STATED EXERCISE
Please write the listing below out again exactly, leaving every picture behind.

MATERIAL PROVIDED

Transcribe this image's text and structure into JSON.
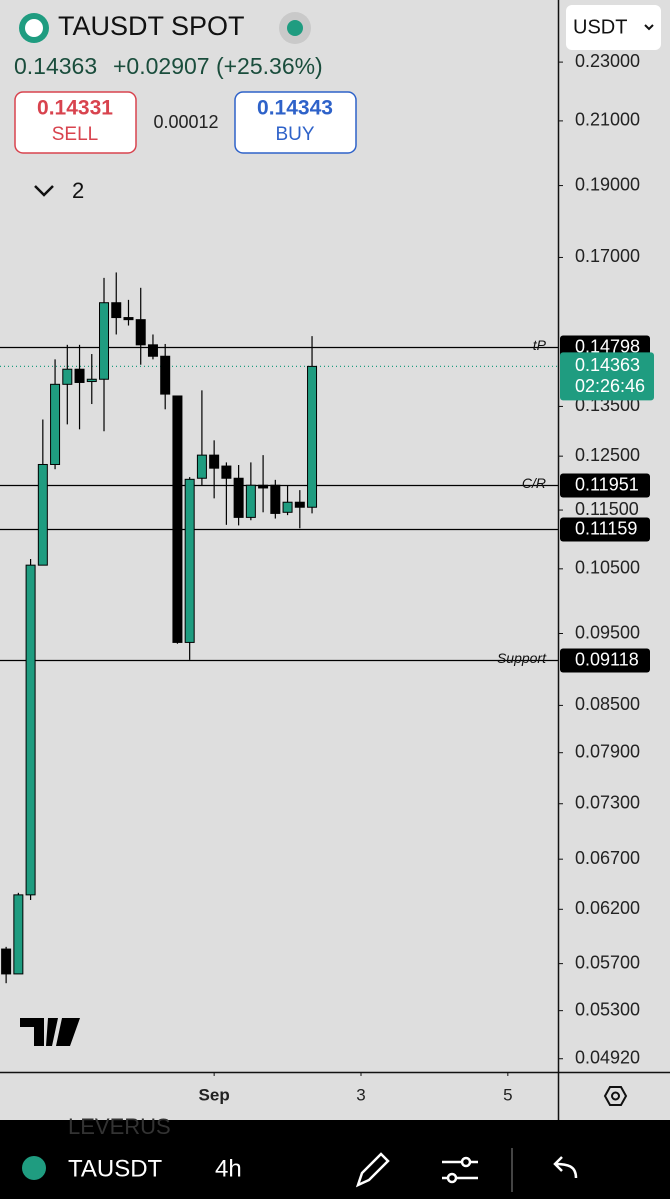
{
  "header": {
    "symbol": "TAUSDT SPOT",
    "last": "0.14363",
    "change": "+0.02907 (+25.36%)",
    "sell_price": "0.14331",
    "sell": "SELL",
    "spread": "0.00012",
    "buy_price": "0.14343",
    "buy": "BUY",
    "indicators": "2",
    "currency": "USDT"
  },
  "chart_data": {
    "type": "candlestick",
    "log_scale": true,
    "up_color": "#1f9c80",
    "down_color": "#000000",
    "x": [
      0,
      1,
      2,
      3,
      4,
      5,
      6,
      7,
      8,
      9,
      10,
      11,
      12,
      13,
      14,
      15,
      16,
      17,
      18,
      19,
      20,
      21,
      22,
      23,
      24,
      25
    ],
    "open": [
      0.0583,
      0.0561,
      0.0634,
      0.1056,
      0.1234,
      0.1397,
      0.143,
      0.1403,
      0.1408,
      0.1585,
      0.1549,
      0.1544,
      0.1485,
      0.1459,
      0.1372,
      0.0937,
      0.1208,
      0.1252,
      0.1231,
      0.1208,
      0.1137,
      0.1195,
      0.1195,
      0.1146,
      0.1164,
      0.1155
    ],
    "high": [
      0.0585,
      0.0636,
      0.1066,
      0.1323,
      0.1452,
      0.1485,
      0.1485,
      0.1464,
      0.1647,
      0.1661,
      0.1592,
      0.1622,
      0.1509,
      0.1487,
      0.1372,
      0.121,
      0.1384,
      0.1281,
      0.1238,
      0.1233,
      0.1238,
      0.1252,
      0.1205,
      0.1195,
      0.1186,
      0.1505
    ],
    "low": [
      0.0553,
      0.0561,
      0.0629,
      0.1056,
      0.1225,
      0.1313,
      0.1303,
      0.1355,
      0.1299,
      0.1509,
      0.153,
      0.144,
      0.1452,
      0.1344,
      0.0935,
      0.0912,
      0.1195,
      0.1171,
      0.1124,
      0.1123,
      0.1132,
      0.1146,
      0.1135,
      0.1141,
      0.1118,
      0.1144
    ],
    "close": [
      0.0561,
      0.0634,
      0.1056,
      0.1234,
      0.1397,
      0.143,
      0.1401,
      0.1408,
      0.1585,
      0.1549,
      0.1544,
      0.1485,
      0.1459,
      0.1376,
      0.0937,
      0.1206,
      0.1252,
      0.1227,
      0.1208,
      0.1137,
      0.1195,
      0.119,
      0.1144,
      0.1164,
      0.1155,
      0.14363
    ],
    "xlim": [
      -0.5,
      45.1
    ],
    "xticks": [
      {
        "value": 17,
        "label": "Sep"
      },
      {
        "value": 29,
        "label": "3"
      },
      {
        "value": 41,
        "label": "5"
      }
    ],
    "ylim": [
      0.0482,
      0.2532
    ],
    "yticks": [
      {
        "value": 0.23,
        "label": "0.23000"
      },
      {
        "value": 0.21,
        "label": "0.21000"
      },
      {
        "value": 0.19,
        "label": "0.19000"
      },
      {
        "value": 0.17,
        "label": "0.17000"
      },
      {
        "value": 0.135,
        "label": "0.13500"
      },
      {
        "value": 0.125,
        "label": "0.12500"
      },
      {
        "value": 0.115,
        "label": "0.11500"
      },
      {
        "value": 0.105,
        "label": "0.10500"
      },
      {
        "value": 0.095,
        "label": "0.09500"
      },
      {
        "value": 0.085,
        "label": "0.08500"
      },
      {
        "value": 0.079,
        "label": "0.07900"
      },
      {
        "value": 0.073,
        "label": "0.07300"
      },
      {
        "value": 0.067,
        "label": "0.06700"
      },
      {
        "value": 0.062,
        "label": "0.06200"
      },
      {
        "value": 0.057,
        "label": "0.05700"
      },
      {
        "value": 0.053,
        "label": "0.05300"
      },
      {
        "value": 0.0492,
        "label": "0.04920"
      }
    ],
    "levels": [
      {
        "name": "tP",
        "value": 0.14798
      },
      {
        "name": "C/R",
        "value": 0.11951
      },
      {
        "value": 0.11159
      },
      {
        "name": "Support",
        "value": 0.09118
      }
    ],
    "last_price": 0.14363,
    "countdown": "02:26:46"
  },
  "footer": {
    "symbol": "TAUSDT",
    "interval": "4h",
    "overlay": "LEVERUS"
  }
}
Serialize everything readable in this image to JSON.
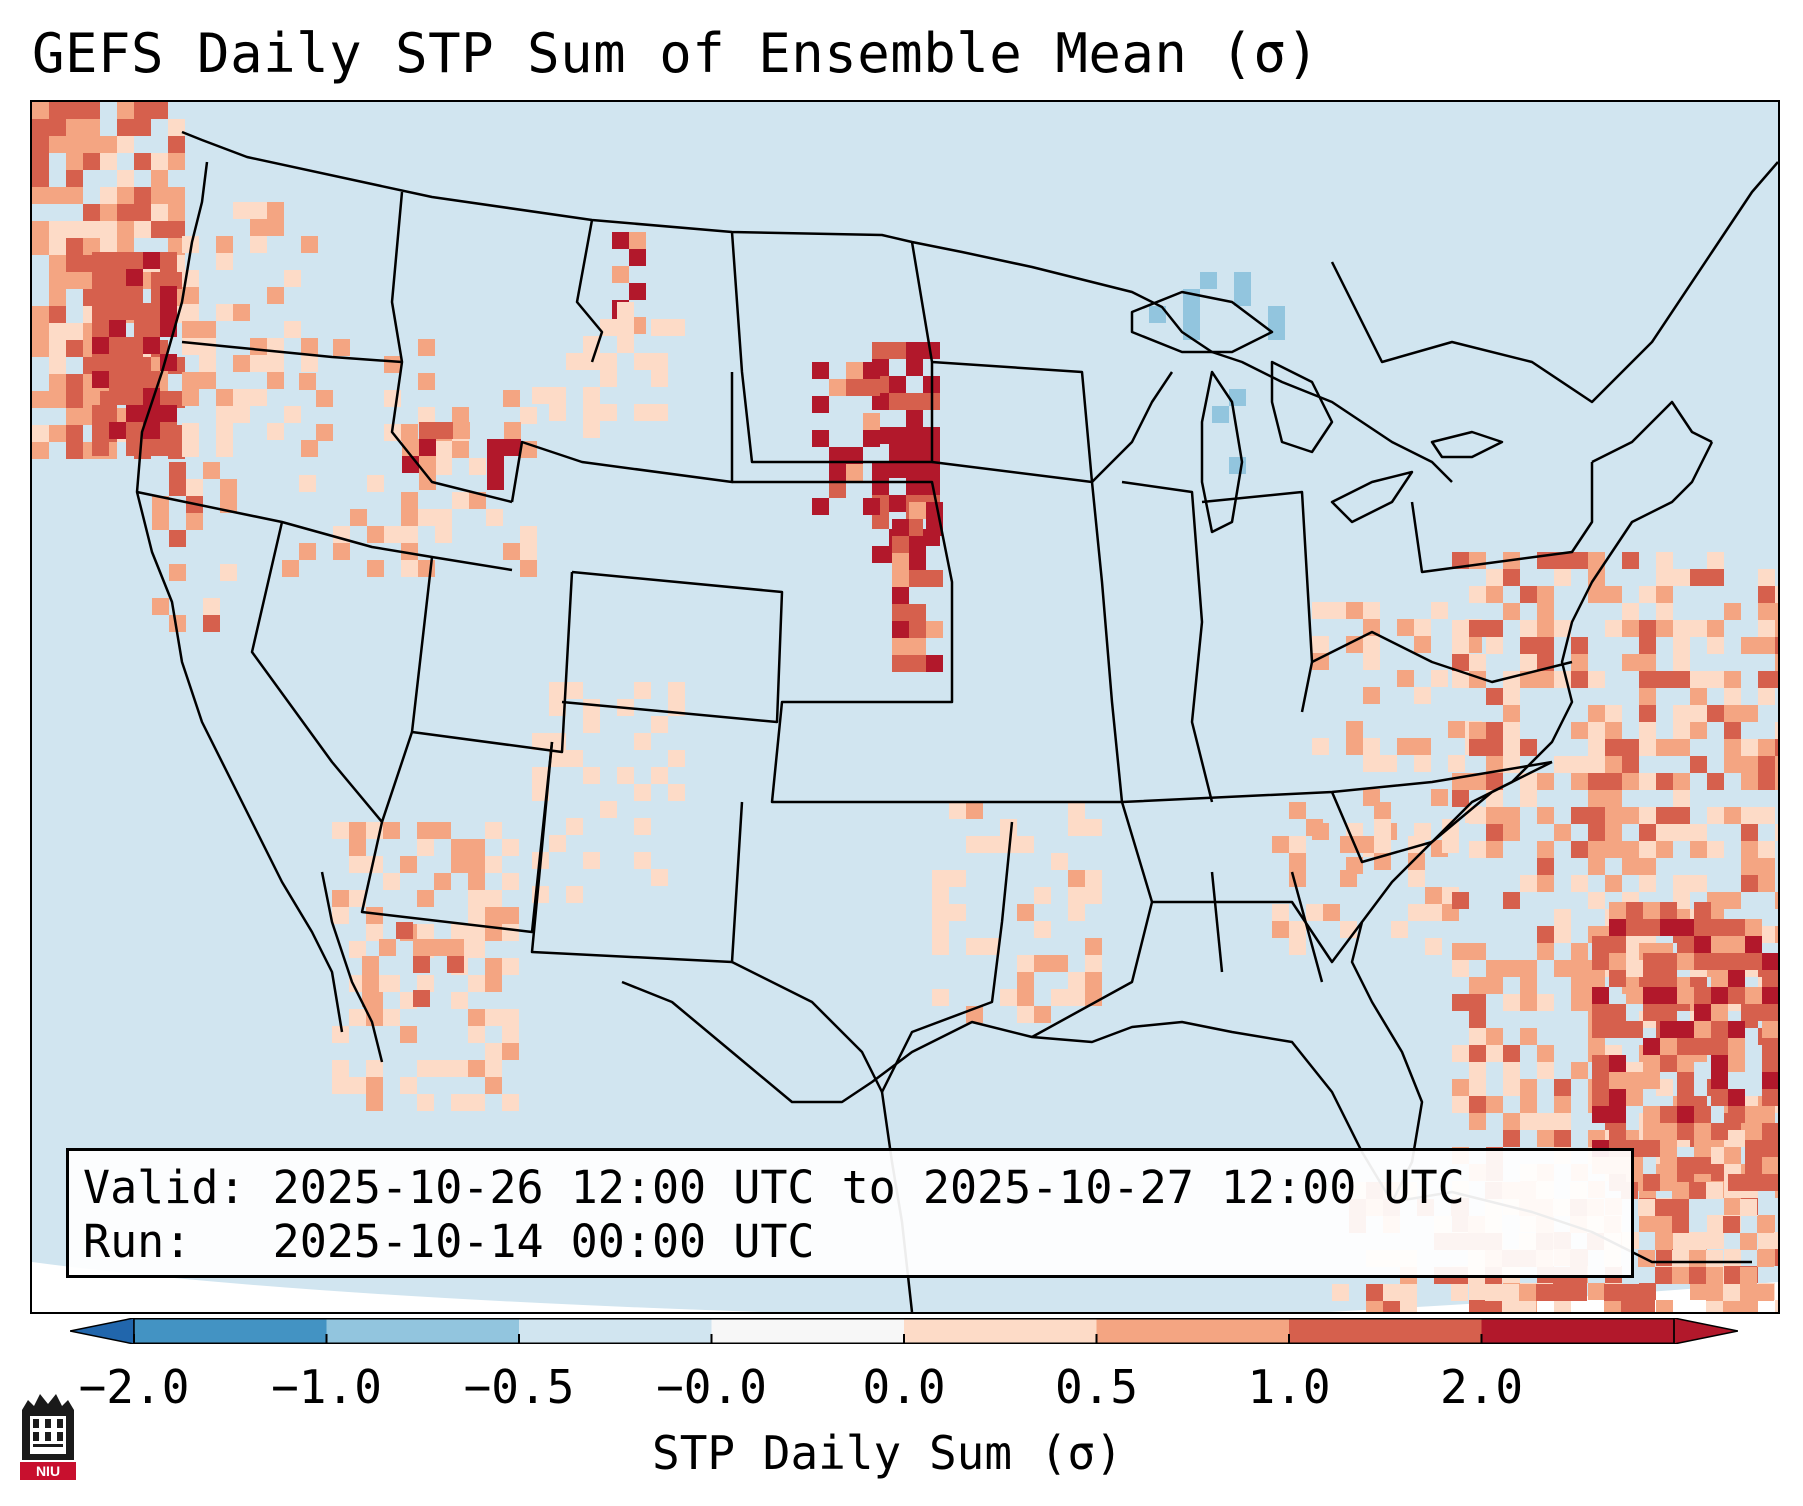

ANSWER TO THE PROBLEM
Transcribe this image's text and structure into JSON.
{
  "header": {
    "symbol": "TAUSDT SPOT",
    "last": "0.14363",
    "change": "+0.02907 (+25.36%)",
    "sell_price": "0.14331",
    "sell": "SELL",
    "spread": "0.00012",
    "buy_price": "0.14343",
    "buy": "BUY",
    "indicators": "2",
    "currency": "USDT"
  },
  "chart_data": {
    "type": "candlestick",
    "log_scale": true,
    "up_color": "#1f9c80",
    "down_color": "#000000",
    "x": [
      0,
      1,
      2,
      3,
      4,
      5,
      6,
      7,
      8,
      9,
      10,
      11,
      12,
      13,
      14,
      15,
      16,
      17,
      18,
      19,
      20,
      21,
      22,
      23,
      24,
      25
    ],
    "open": [
      0.0583,
      0.0561,
      0.0634,
      0.1056,
      0.1234,
      0.1397,
      0.143,
      0.1403,
      0.1408,
      0.1585,
      0.1549,
      0.1544,
      0.1485,
      0.1459,
      0.1372,
      0.0937,
      0.1208,
      0.1252,
      0.1231,
      0.1208,
      0.1137,
      0.1195,
      0.1195,
      0.1146,
      0.1164,
      0.1155
    ],
    "high": [
      0.0585,
      0.0636,
      0.1066,
      0.1323,
      0.1452,
      0.1485,
      0.1485,
      0.1464,
      0.1647,
      0.1661,
      0.1592,
      0.1622,
      0.1509,
      0.1487,
      0.1372,
      0.121,
      0.1384,
      0.1281,
      0.1238,
      0.1233,
      0.1238,
      0.1252,
      0.1205,
      0.1195,
      0.1186,
      0.1505
    ],
    "low": [
      0.0553,
      0.0561,
      0.0629,
      0.1056,
      0.1225,
      0.1313,
      0.1303,
      0.1355,
      0.1299,
      0.1509,
      0.153,
      0.144,
      0.1452,
      0.1344,
      0.0935,
      0.0912,
      0.1195,
      0.1171,
      0.1124,
      0.1123,
      0.1132,
      0.1146,
      0.1135,
      0.1141,
      0.1118,
      0.1144
    ],
    "close": [
      0.0561,
      0.0634,
      0.1056,
      0.1234,
      0.1397,
      0.143,
      0.1401,
      0.1408,
      0.1585,
      0.1549,
      0.1544,
      0.1485,
      0.1459,
      0.1376,
      0.0937,
      0.1206,
      0.1252,
      0.1227,
      0.1208,
      0.1137,
      0.1195,
      0.119,
      0.1144,
      0.1164,
      0.1155,
      0.14363
    ],
    "xlim": [
      -0.5,
      45.1
    ],
    "xticks": [
      {
        "value": 17,
        "label": "Sep"
      },
      {
        "value": 29,
        "label": "3"
      },
      {
        "value": 41,
        "label": "5"
      }
    ],
    "ylim": [
      0.0482,
      0.2532
    ],
    "yticks": [
      {
        "value": 0.23,
        "label": "0.23000"
      },
      {
        "value": 0.21,
        "label": "0.21000"
      },
      {
        "value": 0.19,
        "label": "0.19000"
      },
      {
        "value": 0.17,
        "label": "0.17000"
      },
      {
        "value": 0.135,
        "label": "0.13500"
      },
      {
        "value": 0.125,
        "label": "0.12500"
      },
      {
        "value": 0.115,
        "label": "0.11500"
      },
      {
        "value": 0.105,
        "label": "0.10500"
      },
      {
        "value": 0.095,
        "label": "0.09500"
      },
      {
        "value": 0.085,
        "label": "0.08500"
      },
      {
        "value": 0.079,
        "label": "0.07900"
      },
      {
        "value": 0.073,
        "label": "0.07300"
      },
      {
        "value": 0.067,
        "label": "0.06700"
      },
      {
        "value": 0.062,
        "label": "0.06200"
      },
      {
        "value": 0.057,
        "label": "0.05700"
      },
      {
        "value": 0.053,
        "label": "0.05300"
      },
      {
        "value": 0.0492,
        "label": "0.04920"
      }
    ],
    "levels": [
      {
        "name": "tP",
        "value": 0.14798
      },
      {
        "name": "C/R",
        "value": 0.11951
      },
      {
        "value": 0.11159
      },
      {
        "name": "Support",
        "value": 0.09118
      }
    ],
    "last_price": 0.14363,
    "countdown": "02:26:46"
  },
  "footer": {
    "symbol": "TAUSDT",
    "interval": "4h",
    "overlay": "LEVERUS"
  }
}
Serialize everything readable in this image to JSON.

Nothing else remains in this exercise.